- WRITTEN TASK:
Present each line of the entries below that holds the word "image".

- TASK INPUT:
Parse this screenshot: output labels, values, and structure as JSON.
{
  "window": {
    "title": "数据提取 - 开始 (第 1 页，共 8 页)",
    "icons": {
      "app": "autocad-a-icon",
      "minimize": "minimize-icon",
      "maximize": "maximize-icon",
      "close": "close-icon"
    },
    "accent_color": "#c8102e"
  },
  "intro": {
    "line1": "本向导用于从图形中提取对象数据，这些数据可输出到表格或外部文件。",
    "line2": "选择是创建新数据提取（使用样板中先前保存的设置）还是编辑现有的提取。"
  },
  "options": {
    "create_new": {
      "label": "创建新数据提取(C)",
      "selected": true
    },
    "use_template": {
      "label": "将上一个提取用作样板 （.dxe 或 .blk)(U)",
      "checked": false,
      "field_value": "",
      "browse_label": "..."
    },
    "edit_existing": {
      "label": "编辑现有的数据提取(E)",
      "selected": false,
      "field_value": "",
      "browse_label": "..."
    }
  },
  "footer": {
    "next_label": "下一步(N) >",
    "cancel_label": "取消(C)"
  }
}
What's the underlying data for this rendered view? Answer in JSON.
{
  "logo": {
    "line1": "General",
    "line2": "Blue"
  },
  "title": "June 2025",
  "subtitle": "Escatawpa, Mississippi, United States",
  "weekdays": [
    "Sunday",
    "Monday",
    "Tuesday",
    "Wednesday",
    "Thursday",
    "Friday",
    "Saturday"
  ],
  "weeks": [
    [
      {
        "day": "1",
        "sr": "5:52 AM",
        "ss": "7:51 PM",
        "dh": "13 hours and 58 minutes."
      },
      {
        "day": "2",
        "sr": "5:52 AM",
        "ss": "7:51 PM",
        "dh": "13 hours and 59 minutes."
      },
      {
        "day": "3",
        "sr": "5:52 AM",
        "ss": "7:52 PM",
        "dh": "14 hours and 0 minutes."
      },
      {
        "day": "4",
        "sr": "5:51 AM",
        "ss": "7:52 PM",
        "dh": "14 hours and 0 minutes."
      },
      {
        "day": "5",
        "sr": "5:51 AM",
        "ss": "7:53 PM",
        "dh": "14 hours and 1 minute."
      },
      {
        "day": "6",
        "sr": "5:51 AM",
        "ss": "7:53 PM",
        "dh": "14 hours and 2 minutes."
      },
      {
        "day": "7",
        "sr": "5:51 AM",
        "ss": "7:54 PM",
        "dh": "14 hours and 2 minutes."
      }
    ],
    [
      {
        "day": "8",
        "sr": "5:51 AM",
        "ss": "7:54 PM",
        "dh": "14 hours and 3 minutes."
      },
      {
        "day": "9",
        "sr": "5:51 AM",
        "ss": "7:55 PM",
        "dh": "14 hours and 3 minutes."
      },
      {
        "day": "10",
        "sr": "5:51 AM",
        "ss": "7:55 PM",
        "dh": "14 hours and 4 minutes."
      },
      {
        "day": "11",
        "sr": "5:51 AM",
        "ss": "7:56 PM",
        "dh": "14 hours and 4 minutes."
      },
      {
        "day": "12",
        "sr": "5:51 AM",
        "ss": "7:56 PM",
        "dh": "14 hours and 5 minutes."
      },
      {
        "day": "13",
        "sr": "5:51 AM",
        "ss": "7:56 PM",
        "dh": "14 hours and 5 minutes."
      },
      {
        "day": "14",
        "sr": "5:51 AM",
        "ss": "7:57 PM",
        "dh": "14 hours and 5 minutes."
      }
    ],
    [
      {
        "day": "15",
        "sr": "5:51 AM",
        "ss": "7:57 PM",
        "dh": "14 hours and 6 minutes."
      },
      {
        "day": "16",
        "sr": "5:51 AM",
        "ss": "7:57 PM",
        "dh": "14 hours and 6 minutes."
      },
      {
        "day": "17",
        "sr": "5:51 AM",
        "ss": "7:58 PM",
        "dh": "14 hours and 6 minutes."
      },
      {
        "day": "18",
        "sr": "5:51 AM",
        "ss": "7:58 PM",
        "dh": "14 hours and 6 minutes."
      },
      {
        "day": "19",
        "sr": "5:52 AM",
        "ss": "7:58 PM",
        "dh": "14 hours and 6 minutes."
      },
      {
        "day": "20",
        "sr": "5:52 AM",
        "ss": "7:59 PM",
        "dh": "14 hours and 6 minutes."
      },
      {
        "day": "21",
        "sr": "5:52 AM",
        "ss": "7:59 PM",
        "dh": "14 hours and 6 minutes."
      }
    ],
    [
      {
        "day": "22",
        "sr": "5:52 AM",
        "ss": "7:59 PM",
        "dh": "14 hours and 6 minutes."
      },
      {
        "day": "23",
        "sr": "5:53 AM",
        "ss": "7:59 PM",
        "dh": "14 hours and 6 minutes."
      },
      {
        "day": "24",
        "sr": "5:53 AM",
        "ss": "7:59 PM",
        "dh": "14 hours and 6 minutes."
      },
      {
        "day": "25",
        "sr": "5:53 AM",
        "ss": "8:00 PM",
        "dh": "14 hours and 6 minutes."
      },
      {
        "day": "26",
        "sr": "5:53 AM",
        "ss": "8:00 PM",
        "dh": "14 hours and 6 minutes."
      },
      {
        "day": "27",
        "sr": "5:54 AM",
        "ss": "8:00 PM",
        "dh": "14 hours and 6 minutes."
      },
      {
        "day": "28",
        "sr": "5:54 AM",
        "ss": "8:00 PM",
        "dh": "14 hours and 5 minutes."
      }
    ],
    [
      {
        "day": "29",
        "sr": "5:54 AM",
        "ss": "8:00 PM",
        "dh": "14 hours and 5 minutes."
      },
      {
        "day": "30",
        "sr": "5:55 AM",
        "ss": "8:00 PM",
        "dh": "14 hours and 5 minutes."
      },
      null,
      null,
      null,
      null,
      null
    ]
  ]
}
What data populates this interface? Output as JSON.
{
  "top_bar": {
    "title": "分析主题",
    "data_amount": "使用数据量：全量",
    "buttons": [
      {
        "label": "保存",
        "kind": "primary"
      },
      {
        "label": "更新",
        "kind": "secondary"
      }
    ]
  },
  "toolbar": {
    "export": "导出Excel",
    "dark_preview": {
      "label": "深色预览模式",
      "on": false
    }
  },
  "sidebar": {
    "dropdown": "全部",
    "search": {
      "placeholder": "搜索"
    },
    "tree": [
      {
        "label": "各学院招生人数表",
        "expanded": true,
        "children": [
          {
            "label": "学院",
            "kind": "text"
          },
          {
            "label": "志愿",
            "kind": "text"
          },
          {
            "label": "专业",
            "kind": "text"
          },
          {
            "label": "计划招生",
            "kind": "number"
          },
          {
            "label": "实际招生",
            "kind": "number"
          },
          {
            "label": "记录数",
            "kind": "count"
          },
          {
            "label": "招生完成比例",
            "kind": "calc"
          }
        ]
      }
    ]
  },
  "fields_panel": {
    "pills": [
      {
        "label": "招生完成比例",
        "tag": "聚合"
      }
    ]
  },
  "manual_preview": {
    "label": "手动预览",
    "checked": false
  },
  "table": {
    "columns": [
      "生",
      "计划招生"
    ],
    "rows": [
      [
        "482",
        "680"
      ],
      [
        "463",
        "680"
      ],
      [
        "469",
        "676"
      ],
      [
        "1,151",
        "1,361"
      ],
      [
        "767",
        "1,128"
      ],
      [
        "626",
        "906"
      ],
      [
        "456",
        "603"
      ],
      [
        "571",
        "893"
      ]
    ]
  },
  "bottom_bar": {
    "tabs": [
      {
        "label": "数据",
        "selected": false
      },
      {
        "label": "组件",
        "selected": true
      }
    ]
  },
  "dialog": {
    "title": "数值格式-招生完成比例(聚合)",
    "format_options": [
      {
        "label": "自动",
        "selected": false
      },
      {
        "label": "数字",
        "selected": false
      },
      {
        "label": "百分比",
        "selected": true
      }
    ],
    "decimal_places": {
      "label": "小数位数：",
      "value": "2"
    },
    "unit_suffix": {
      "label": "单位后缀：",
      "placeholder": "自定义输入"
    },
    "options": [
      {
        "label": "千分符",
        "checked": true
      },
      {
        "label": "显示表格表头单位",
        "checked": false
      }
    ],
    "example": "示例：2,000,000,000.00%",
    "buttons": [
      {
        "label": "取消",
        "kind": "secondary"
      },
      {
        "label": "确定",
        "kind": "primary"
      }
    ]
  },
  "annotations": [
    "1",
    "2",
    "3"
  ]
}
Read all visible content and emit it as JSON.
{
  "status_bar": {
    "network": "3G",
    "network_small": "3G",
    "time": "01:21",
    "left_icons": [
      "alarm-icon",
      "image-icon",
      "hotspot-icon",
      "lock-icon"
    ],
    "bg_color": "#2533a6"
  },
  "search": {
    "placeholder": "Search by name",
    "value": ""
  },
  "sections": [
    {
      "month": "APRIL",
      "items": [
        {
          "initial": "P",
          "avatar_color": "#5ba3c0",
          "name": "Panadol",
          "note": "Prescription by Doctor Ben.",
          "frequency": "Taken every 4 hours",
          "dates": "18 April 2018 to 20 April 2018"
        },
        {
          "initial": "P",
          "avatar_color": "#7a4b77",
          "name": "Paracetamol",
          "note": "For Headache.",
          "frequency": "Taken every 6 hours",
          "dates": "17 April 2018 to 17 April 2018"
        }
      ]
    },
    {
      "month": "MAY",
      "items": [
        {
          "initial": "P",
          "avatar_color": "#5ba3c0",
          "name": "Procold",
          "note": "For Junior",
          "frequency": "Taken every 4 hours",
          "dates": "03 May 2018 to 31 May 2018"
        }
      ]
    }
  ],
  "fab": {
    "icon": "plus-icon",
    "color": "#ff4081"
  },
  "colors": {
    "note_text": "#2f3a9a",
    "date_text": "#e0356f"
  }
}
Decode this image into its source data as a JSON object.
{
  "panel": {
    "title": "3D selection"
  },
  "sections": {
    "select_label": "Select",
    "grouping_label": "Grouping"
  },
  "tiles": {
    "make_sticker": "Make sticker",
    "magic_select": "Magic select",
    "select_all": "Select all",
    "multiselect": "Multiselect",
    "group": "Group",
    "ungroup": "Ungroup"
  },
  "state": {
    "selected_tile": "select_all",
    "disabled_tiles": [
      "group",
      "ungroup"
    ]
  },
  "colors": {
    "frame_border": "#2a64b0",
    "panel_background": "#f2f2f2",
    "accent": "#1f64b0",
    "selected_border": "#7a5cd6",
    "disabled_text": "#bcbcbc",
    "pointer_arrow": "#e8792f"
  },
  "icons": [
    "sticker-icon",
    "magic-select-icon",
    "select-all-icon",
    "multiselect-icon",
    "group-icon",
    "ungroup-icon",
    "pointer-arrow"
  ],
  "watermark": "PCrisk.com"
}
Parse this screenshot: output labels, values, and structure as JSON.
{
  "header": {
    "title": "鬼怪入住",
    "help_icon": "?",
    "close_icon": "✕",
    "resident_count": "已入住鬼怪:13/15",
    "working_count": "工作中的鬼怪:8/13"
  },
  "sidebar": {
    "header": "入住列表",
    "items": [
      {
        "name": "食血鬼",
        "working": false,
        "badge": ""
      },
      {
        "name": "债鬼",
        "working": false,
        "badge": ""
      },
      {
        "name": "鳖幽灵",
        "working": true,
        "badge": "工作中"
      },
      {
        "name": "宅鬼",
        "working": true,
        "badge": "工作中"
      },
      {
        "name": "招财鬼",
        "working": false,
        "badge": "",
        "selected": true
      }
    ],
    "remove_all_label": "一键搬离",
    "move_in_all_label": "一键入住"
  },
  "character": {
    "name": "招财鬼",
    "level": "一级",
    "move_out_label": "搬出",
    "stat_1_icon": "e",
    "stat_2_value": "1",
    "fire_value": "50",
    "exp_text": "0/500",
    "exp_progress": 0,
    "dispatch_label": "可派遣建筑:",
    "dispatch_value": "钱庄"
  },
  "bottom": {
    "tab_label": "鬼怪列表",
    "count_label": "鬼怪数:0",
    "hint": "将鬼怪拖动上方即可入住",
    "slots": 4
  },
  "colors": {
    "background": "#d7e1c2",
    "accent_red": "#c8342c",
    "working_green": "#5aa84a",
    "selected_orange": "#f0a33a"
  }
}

- IN RESPONSE:
      "image-icon",
Decode this image into its source data as a JSON object.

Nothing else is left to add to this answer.